- [TASK OBJECTIVE]: Will you quote all of the entries, word for word?

Dataset entries on figures:
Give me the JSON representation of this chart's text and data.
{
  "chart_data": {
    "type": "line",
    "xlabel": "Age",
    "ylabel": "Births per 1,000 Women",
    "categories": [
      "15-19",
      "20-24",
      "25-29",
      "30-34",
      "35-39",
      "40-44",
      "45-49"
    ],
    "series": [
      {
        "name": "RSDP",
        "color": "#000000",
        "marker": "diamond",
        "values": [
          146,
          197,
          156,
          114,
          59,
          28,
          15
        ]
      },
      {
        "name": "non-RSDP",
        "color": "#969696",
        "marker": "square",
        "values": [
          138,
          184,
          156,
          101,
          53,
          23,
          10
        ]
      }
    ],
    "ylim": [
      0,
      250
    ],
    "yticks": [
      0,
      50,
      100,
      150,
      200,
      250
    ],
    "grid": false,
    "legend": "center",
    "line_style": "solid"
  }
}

- [EXERCISE RESPONSE]:
Give me the JSON representation of this chart's text and data.
{
  "chart_data": {
    "type": "line",
    "xlabel": "Age",
    "ylabel": "Births per 1,000 Women",
    "categories": [
      "15-19",
      "20-24",
      "25-29",
      "30-34",
      "35-39",
      "40-44",
      "45-49"
    ],
    "series": [
      {
        "name": "RSDP",
        "color": "#000000",
        "marker": "diamond",
        "values": [
          146,
          197,
          156,
          114,
          59,
          28,
          15
        ]
      },
      {
        "name": "non-RSDP",
        "color": "#969696",
        "marker": "square",
        "values": [
          138,
          184,
          156,
          101,
          53,
          23,
          10
        ]
      }
    ],
    "ylim": [
      0,
      250
    ],
    "yticks": [
      0,
      50,
      100,
      150,
      200,
      250
    ],
    "grid": false,
    "legend": "center",
    "line_style": "solid"
  }
}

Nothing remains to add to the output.